**Consigne de travail 1:** Indiquez si chacune des affirmations suivantes concorde avec le texte sur l'instrument FIRR ci-dessous, en répondant par oui ou par non et en citant les mots exacts du texte qui tranchent : (a) l'instrument a été rapporté à l'UQAM à la fin du mois d'avril ; (b) le satellite qui remplacera le prototype pèsera plus de 100 kilogrammes ; (c) l'orbite prévue pour le satellite se situe à 705 kilomètres d'altitude.
**Consigne de travail 2:** Transcrivez sans rien modifier le passage du texte sur l'instrument FIRR ci-dessous, de « Les vols d’essai » à « note Jean-Pierre Blanchet. ».

**Texte à lire:**
━━━━━━━━━━
Les vols d’essai ont été effectués entre l’archipel du Svalbard, au nord de la Norvège, le nord du Groenland et le nord du Nunavut. Pendant ce temps, à l’UQAM, plusieurs apprentis chercheurs se démenaient pour favoriser la réussite de la mission. «Un groupe d’étudiants au baccalauréat faisait de la prévision météorologique spécifiquement pour ce projet et un groupe à la maîtrise effectuait des analyses de données satellitaires. Ce fut une formation en or pour eux», souligne le professeur.

Le FIRR a été en mesure de télédétecter les propriétés des nuages, à la satisfaction de l’équipe scientifique. «L’instrument a tenu le coup jusqu’à maintenant et nous poursuivrons les tests au cours des prochains mois», note Jean-Pierre Blanchet.

De Montréal à Point Barrow

Quentin Libois démonte le FIRR de l’avion Polar 6 à la fin de la campagne de tests en Arctique.Photo: Liviu Ivanescu

L’instrument a été rapatrié à l’UQAM à la fin du mois d’avril. «Nous l’utiliserons en laboratoire et peut-être à la station météo sur le toit du PK afin de nous familiariser avec son fonctionnement dans le courant de l’été, précise le chercheur. Nous l’installerons ensuite dans un boîtier spécial et nous effectuerons de nouvelles mesures à Eureka, au Nunavut, d’octobre 2015 à la mi-mars 2016.»

Le FIRR voyagera ensuite vers Point Barrow, au nord de l’Alaska, dans le cadre d’une collaboration avec le Department of Energy du gouvernement américain. «Il y sera installé de septembre 2016 à mai 2017, note le professeur. Ce genre d’entente internationale nous permet d’échanger avec d’autres collègues et de partager des données.»

Mise en orbite

L’ASC, qui a financé le développement du prototype FIRR ainsi que les activités de recherche du professeur dans ce projet, annoncera au cours des prochains mois quelle sera la mission parmi les cinq en attente à être envoyée en orbite dès 2020 – les autres se succéderont aux deux ans. «Notre mission n’est pas la plus coûteuse, mais c’est la plus intéressante sur les plans scientifique et technologique, car nous innovons et nous tentons d’élargir les connaissances de l’atmosphère arctique, explique Jean-Pierre Blanchet. Cela dit, être les premiers en orbite importe peu; nous nous assurons présentement que notre prototype fonctionne adéquatement. Quand notre tour viendra, nous serons prêts.»

Le satellite qui sera construit pour remplacer le prototype pèsera à peine 70 kilogrammes et ne sera pas plus gros qu’une cuisinière électrique. «Habituellement, on met ce genre de petit satellite en orbite avec d’autres appareils, note le chercheur. Il pourrait être lancé de n’importe où. C’est l’ASC qui se charge de dénicher une fusée qui servira de lanceur.»

Le satellite, qui se déplacera à la vitesse de 22 000 km/h ou 7 km/seconde, sera lancé sur une orbite semblable à celle sur laquelle gravite le satellite-radar CloudSat. «C’est une orbite polaire basse, située à 705 kilomètres d’altitude et dont la période de rotation est d’environ 90 minutes, précise Jean-Pierre Blanchet. L’angle entre le plan d’orbite et la direction du soleil demeure constant, ce qui fait que le satellite passe au-dessus de la surface terrestre à la même heure chaque jour. On s’assure ainsi que nos mesures puissent être comparées les unes avec les autres.»
━━━━━━━━━━
**Enregistrements du jeu de données:**
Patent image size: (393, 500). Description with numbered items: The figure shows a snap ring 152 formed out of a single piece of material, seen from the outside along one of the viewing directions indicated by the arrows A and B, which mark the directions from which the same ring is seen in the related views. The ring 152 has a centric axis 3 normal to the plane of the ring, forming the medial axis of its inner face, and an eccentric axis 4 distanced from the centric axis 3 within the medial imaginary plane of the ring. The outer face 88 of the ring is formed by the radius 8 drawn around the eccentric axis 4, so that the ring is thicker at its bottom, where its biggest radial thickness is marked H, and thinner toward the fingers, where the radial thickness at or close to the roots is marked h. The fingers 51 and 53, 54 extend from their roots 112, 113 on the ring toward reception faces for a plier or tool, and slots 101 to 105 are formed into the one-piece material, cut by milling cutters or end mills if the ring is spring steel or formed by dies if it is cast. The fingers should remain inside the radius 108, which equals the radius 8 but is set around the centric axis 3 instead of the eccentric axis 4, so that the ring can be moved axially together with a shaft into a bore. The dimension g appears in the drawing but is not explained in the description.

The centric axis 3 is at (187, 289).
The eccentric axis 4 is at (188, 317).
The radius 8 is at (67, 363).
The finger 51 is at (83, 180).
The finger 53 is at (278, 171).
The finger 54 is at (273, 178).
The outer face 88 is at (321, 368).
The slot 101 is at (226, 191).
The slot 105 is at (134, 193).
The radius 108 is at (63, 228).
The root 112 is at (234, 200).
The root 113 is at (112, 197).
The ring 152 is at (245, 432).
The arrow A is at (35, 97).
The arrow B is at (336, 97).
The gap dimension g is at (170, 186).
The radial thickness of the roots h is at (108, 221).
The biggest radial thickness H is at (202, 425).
━━━━━━━━━━
**Corrigé 1:**
(a) Oui : « L’instrument a été rapatrié à l’UQAM à la fin du mois d’avril. »
(b) Non : « pèsera à peine 70 kilogrammes »
(c) Oui : « située à 705 kilomètres d’altitude »

**Corrigé 2:**
Les vols d’essai ont été effectués entre l’archipel du Svalbard, au nord de la Norvège, le nord du Groenland et le nord du Nunavut. Pendant ce temps, à l’UQAM, plusieurs apprentis chercheurs se démenaient pour favoriser la réussite de la mission. «Un groupe d’étudiants au baccalauréat faisait de la prévision météorologique spécifiquement pour ce projet et un groupe à la maîtrise effectuait des analyses de données satellitaires. Ce fut une formation en or pour eux», souligne le professeur.

Le FIRR a été en mesure de télédétecter les propriétés des nuages, à la satisfaction de l’équipe scientifique. «L’instrument a tenu le coup jusqu’à maintenant et nous poursuivrons les tests au cours des prochains mois», note Jean-Pierre Blanchet.